* Brief *
Tally the lines containing "date" and report the number alone.

* Input data *
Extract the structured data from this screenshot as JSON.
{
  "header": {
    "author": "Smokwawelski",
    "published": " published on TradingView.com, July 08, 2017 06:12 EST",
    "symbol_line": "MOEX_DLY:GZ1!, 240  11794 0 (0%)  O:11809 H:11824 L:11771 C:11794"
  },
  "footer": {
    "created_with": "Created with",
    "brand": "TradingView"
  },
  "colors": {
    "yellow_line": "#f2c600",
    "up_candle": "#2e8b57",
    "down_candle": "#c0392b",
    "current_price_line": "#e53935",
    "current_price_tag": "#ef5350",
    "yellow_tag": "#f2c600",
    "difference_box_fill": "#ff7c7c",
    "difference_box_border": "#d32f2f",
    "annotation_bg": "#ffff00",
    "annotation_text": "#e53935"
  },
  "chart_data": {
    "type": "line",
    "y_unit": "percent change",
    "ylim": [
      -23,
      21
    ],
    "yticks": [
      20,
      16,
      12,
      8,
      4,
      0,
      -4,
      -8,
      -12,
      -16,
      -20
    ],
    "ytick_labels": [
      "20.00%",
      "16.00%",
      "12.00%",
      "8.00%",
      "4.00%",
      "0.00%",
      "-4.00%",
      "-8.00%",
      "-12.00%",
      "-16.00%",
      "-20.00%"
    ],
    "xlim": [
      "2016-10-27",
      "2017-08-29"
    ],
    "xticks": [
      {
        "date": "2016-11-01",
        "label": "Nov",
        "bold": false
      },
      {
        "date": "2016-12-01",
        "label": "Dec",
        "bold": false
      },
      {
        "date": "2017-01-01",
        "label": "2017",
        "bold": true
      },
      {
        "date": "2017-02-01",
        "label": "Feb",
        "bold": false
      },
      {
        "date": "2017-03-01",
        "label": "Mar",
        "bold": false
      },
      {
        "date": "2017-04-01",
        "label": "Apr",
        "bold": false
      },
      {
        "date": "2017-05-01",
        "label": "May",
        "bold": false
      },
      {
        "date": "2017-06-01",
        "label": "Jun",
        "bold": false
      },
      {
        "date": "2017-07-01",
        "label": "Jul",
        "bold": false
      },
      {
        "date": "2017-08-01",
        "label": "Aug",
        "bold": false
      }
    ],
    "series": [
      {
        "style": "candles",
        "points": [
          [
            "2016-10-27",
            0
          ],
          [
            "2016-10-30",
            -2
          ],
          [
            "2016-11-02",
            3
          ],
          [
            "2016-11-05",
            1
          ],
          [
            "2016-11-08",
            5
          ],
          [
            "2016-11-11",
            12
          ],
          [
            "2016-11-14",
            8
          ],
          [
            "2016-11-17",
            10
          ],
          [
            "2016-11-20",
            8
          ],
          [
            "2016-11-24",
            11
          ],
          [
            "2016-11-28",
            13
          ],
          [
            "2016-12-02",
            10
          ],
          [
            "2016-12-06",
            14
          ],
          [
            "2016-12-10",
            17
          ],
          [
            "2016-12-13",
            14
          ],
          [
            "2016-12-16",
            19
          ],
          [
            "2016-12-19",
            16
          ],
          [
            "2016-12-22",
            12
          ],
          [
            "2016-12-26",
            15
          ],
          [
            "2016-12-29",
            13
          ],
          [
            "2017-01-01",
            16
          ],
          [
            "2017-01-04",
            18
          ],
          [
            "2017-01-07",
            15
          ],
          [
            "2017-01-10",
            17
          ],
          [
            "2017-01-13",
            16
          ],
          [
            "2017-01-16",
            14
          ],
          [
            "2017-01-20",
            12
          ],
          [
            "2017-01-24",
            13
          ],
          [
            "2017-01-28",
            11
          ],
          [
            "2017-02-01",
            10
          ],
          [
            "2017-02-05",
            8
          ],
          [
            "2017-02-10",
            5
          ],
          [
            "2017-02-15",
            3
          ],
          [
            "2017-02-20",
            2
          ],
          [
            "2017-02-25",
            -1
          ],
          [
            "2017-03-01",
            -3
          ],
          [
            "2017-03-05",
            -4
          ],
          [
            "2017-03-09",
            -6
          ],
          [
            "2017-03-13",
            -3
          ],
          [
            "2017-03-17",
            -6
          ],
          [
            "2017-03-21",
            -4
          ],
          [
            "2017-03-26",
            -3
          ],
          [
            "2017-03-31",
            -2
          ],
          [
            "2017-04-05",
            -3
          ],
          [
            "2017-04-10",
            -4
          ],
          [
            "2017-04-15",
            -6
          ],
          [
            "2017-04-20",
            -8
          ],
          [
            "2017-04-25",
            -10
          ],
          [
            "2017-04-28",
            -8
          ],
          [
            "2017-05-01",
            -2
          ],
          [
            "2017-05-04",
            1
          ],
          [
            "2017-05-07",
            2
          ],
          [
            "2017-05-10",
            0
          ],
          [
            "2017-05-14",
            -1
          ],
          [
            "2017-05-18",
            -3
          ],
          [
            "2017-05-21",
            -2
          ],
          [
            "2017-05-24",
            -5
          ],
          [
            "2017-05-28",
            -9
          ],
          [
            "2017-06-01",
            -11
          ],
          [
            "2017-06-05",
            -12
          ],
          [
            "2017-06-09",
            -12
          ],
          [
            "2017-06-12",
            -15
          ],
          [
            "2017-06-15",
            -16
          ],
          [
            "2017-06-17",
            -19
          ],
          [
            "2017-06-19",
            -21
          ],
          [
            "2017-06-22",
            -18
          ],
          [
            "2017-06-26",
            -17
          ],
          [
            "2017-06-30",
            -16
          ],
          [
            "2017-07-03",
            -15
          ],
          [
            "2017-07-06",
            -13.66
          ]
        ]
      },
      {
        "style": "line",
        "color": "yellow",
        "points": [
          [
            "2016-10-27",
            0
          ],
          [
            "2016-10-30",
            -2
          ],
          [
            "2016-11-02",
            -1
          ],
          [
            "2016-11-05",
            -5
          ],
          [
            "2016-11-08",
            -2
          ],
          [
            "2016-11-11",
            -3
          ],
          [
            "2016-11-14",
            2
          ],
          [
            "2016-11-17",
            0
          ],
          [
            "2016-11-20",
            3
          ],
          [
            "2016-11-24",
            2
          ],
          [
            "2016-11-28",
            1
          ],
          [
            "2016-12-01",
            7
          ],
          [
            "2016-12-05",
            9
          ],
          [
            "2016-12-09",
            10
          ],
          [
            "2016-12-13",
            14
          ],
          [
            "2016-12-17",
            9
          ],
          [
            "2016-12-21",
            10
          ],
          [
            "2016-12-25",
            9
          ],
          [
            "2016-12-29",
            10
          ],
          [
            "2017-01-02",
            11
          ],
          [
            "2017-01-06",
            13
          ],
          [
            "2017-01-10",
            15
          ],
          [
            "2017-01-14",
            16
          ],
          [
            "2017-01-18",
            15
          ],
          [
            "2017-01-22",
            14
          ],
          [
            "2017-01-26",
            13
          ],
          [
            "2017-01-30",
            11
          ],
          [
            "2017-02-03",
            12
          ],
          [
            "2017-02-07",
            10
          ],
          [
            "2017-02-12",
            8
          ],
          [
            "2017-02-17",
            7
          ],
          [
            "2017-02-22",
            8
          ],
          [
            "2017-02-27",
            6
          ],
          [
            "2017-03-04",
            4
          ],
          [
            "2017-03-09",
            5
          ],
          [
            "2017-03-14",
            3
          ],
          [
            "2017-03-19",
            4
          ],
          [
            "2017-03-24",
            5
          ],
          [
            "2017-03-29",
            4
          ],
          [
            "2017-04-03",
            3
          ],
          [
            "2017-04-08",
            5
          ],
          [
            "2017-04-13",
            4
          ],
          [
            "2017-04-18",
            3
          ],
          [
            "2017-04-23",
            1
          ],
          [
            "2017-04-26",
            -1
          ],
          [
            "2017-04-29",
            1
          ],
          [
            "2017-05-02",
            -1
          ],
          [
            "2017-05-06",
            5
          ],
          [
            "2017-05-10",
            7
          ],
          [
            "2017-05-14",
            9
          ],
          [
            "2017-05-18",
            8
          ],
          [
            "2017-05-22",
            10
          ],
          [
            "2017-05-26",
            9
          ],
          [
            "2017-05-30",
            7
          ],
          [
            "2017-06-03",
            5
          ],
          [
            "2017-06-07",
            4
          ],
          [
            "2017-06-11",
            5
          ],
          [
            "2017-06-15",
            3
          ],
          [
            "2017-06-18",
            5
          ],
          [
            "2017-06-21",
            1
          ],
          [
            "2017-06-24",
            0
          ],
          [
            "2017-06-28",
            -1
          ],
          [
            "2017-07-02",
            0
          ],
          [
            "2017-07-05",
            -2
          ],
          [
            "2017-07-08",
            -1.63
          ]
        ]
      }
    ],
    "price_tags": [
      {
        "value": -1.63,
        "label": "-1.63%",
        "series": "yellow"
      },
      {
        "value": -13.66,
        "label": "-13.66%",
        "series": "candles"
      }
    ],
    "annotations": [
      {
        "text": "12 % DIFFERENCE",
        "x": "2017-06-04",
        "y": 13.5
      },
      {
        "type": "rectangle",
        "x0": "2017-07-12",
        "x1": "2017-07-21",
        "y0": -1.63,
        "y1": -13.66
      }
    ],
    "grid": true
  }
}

* Output below *
10